Material>
____________

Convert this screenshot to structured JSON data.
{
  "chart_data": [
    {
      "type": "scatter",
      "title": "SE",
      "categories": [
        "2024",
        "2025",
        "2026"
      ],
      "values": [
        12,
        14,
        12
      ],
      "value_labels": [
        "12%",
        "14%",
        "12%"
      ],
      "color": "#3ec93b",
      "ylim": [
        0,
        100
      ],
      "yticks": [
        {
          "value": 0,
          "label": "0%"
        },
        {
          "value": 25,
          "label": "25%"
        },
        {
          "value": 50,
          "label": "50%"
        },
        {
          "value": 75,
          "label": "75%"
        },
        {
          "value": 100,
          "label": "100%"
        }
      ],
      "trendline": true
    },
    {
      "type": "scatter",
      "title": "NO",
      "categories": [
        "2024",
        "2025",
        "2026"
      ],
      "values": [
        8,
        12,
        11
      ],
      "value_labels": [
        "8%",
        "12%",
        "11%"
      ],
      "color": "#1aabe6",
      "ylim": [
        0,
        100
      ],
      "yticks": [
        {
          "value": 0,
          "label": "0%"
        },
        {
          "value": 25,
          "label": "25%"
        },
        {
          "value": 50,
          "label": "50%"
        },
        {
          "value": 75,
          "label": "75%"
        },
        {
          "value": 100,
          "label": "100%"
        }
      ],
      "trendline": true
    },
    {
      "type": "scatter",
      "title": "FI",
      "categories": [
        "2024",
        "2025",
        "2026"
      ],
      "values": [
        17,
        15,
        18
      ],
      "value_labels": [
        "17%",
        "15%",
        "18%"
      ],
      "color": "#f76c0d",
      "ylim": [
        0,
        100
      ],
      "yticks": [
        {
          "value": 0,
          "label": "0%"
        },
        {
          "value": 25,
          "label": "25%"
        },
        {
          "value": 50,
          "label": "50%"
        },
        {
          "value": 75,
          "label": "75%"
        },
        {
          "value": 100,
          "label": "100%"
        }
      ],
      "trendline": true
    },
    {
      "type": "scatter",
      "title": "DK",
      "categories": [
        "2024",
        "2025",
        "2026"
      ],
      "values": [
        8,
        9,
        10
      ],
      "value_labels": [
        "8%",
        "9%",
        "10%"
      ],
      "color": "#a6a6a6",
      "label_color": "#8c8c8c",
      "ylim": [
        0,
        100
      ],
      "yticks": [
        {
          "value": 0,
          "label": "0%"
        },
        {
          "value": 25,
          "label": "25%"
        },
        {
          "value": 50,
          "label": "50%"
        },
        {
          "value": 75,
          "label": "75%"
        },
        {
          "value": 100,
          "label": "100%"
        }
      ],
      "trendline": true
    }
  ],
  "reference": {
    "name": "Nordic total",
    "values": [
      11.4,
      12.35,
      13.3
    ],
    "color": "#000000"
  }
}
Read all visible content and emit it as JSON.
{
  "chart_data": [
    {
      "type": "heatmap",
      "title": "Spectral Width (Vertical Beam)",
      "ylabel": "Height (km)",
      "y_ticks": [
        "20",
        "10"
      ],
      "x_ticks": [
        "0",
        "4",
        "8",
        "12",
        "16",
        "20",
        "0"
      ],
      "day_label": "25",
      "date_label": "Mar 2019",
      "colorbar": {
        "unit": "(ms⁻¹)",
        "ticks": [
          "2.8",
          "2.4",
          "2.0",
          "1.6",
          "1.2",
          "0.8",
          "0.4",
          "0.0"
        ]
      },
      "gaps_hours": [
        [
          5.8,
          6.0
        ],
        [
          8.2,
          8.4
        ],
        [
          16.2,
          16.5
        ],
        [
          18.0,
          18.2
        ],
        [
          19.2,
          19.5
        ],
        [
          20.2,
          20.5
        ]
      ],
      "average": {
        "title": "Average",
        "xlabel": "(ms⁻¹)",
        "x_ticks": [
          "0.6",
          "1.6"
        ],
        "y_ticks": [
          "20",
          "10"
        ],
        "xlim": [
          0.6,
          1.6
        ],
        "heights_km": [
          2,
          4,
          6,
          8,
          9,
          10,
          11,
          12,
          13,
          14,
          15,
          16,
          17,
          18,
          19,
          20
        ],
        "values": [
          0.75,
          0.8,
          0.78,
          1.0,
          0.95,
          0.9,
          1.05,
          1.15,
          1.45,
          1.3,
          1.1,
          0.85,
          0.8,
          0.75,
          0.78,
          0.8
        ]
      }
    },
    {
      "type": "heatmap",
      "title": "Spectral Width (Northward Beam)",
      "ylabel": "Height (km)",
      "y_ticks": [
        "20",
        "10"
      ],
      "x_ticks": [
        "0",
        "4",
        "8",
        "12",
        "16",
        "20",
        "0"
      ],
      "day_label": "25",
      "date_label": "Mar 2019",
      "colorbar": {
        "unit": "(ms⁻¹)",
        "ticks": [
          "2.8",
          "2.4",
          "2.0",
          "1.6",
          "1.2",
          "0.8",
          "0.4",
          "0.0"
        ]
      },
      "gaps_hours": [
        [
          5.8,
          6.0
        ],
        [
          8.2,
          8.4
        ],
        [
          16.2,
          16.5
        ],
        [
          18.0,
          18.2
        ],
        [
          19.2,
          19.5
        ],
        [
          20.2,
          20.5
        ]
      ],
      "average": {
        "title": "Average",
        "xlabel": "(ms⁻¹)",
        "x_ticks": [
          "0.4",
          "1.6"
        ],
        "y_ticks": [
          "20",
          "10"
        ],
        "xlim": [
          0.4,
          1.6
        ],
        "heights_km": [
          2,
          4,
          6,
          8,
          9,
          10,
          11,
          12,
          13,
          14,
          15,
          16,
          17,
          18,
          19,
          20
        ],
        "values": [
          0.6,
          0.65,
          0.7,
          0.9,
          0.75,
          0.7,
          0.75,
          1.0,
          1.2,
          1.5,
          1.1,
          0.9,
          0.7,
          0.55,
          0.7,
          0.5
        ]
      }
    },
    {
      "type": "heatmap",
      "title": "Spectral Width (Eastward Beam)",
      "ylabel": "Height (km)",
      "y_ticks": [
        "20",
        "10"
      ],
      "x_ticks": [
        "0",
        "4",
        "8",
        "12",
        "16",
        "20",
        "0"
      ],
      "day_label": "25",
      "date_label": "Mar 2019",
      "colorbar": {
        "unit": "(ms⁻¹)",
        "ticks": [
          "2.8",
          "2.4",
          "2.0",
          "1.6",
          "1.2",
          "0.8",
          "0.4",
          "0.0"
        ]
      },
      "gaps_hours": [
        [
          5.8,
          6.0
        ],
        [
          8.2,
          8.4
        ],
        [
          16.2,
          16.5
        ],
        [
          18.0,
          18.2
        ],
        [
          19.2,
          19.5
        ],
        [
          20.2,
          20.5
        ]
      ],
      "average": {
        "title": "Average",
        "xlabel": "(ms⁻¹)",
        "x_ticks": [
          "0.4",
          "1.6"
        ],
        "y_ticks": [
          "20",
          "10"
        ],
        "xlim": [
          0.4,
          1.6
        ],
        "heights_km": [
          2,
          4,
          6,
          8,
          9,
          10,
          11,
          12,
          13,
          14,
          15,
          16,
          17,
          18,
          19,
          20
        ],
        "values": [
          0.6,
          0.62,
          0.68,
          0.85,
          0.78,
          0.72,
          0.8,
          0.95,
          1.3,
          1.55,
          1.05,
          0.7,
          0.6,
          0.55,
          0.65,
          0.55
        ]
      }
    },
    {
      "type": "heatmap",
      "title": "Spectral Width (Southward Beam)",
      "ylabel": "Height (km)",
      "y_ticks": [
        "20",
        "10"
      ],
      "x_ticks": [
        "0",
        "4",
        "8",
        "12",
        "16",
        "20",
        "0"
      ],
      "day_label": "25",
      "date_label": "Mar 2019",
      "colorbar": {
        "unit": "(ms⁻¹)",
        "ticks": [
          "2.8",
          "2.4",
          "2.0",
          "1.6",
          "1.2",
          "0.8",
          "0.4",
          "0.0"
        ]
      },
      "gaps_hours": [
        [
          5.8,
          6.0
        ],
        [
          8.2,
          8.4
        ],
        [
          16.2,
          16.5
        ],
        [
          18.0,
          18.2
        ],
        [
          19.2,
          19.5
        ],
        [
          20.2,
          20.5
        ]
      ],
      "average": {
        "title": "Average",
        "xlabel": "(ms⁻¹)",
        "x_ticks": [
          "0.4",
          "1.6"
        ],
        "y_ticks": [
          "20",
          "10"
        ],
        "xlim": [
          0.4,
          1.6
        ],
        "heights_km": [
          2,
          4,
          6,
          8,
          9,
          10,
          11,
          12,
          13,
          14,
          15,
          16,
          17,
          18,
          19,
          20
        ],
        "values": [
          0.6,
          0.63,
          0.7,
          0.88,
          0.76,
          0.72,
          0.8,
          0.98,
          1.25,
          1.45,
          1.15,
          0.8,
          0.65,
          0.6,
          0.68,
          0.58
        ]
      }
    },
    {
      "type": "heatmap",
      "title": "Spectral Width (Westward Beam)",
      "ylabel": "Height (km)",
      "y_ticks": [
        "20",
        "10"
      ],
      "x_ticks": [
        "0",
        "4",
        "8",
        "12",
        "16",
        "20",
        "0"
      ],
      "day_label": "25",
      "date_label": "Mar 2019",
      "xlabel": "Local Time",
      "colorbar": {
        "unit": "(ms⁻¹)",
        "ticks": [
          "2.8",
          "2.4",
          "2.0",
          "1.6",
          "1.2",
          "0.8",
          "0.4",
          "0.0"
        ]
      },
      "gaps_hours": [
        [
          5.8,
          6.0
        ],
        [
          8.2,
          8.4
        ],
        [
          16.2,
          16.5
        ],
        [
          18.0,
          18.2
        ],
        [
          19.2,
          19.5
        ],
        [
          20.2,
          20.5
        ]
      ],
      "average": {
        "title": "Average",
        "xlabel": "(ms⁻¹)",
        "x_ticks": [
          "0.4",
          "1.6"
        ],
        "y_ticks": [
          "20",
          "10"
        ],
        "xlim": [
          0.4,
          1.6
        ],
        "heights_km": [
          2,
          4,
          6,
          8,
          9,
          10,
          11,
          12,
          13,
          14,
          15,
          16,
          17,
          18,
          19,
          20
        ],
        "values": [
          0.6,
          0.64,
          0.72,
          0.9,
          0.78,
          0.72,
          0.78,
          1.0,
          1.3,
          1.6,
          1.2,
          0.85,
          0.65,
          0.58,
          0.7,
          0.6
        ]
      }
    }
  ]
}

____________

What you should do> Copy out every line from the records that has the word "Width".

Output of the exercise>
      "title": "Spectral Width (Vertical Beam)",
      "title": "Spectral Width (Northward Beam)",
      "title": "Spectral Width (Eastward Beam)",
      "title": "Spectral Width (Southward Beam)",
      "title": "Spectral Width (Westward Beam)",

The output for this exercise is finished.